#### Material provided
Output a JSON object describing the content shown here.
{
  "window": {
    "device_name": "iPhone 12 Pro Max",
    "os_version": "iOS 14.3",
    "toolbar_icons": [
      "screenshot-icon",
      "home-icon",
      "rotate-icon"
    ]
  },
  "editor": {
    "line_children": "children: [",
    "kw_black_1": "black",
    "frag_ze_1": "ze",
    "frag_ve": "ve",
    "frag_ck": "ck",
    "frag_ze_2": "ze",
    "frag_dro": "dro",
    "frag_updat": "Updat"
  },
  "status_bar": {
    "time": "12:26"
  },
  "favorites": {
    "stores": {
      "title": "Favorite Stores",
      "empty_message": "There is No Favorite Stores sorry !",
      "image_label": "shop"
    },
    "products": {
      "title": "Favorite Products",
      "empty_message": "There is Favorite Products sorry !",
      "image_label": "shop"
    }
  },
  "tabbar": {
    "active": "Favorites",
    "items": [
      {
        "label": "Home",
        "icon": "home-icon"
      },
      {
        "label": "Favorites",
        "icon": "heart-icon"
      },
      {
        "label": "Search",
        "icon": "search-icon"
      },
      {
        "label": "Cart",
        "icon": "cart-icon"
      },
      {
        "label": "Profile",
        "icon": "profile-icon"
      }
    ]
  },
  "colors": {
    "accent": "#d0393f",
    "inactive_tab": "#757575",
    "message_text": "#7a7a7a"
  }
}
########
- Exercise instructions: Where a line above contains the string "title", copy that line.

- Written answer:
      "title": "Favorite Stores",
      "title": "Favorite Products",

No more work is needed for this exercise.